Dataset rows:

+===+

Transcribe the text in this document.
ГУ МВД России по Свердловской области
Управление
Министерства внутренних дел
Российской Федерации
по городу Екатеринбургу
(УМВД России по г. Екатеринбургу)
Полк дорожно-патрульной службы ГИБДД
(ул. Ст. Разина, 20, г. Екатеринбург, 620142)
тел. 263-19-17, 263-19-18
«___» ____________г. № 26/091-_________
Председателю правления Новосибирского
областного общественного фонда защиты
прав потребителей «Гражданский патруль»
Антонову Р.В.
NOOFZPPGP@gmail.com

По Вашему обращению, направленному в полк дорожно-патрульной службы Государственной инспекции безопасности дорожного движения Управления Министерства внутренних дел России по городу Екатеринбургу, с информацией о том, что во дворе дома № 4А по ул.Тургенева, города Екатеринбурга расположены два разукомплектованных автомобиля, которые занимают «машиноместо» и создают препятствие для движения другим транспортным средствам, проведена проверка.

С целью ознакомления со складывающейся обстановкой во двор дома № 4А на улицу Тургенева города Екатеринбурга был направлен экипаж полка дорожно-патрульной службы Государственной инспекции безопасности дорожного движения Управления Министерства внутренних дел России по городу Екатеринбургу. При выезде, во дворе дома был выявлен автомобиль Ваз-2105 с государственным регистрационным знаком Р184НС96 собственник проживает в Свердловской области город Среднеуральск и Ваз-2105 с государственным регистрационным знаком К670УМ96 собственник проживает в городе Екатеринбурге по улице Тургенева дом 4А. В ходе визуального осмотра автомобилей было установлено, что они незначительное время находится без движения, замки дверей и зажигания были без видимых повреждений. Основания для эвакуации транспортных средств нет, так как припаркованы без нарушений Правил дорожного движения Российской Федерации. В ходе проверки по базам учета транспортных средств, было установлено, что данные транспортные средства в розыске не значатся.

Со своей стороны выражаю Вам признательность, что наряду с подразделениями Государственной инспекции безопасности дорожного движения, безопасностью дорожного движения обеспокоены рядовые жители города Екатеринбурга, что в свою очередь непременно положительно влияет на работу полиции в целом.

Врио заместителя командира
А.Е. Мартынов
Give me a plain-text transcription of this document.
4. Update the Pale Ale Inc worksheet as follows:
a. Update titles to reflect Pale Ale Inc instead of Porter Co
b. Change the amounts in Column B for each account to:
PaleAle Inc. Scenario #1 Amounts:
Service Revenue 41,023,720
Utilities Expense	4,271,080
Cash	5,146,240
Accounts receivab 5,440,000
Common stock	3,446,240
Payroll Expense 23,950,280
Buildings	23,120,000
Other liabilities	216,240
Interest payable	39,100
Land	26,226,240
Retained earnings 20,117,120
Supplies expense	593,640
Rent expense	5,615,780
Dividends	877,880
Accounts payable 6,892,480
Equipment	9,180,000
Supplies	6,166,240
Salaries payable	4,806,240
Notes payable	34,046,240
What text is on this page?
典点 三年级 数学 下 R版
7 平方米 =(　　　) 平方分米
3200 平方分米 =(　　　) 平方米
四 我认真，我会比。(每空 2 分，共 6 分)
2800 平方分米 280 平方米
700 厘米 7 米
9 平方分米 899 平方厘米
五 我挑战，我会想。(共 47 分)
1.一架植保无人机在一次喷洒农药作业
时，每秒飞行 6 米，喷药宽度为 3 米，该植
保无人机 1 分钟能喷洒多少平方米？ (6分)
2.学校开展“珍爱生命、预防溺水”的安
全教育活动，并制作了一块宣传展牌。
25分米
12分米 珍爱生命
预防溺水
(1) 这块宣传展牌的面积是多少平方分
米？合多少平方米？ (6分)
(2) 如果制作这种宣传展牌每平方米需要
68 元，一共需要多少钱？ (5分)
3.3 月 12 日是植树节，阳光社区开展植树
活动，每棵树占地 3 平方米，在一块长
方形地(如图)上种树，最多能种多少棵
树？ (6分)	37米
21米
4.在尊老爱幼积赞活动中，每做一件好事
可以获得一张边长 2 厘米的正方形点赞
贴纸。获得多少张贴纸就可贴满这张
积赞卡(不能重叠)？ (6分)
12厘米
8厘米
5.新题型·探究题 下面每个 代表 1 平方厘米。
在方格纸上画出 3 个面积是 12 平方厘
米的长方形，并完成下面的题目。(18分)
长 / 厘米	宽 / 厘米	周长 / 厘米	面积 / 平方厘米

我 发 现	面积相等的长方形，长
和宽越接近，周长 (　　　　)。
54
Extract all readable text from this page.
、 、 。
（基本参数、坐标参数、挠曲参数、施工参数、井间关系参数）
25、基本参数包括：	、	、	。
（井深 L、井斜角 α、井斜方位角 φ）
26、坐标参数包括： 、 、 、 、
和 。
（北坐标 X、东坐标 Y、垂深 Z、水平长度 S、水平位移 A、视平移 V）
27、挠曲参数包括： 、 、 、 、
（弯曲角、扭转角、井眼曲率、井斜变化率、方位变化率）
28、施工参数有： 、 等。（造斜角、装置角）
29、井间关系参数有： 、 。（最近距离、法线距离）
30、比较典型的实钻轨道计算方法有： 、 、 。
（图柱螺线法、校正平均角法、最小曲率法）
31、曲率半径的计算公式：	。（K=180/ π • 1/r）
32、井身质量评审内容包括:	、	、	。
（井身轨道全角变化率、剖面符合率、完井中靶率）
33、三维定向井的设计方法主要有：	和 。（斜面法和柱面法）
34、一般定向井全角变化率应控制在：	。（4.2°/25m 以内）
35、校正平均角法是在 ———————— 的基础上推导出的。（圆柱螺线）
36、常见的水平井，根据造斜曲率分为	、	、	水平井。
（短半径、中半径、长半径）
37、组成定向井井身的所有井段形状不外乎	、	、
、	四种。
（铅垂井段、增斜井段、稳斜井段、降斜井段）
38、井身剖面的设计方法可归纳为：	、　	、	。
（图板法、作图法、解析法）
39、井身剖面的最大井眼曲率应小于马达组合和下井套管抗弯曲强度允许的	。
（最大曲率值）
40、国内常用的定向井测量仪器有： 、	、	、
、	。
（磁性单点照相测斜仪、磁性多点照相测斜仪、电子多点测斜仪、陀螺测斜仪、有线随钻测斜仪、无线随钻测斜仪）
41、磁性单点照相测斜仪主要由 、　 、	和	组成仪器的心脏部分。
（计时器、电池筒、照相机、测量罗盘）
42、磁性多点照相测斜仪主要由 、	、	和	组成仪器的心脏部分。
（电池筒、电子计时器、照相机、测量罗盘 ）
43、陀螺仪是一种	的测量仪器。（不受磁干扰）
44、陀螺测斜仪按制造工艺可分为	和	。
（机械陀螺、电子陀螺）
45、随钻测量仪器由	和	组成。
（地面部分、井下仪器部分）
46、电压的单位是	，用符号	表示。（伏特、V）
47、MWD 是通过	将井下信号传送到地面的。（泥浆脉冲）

+===+

* Problem to solve:
Extract from the data every line where "page" shows up.

* Written solution:
What text is on this page?
Extract all readable text from this page.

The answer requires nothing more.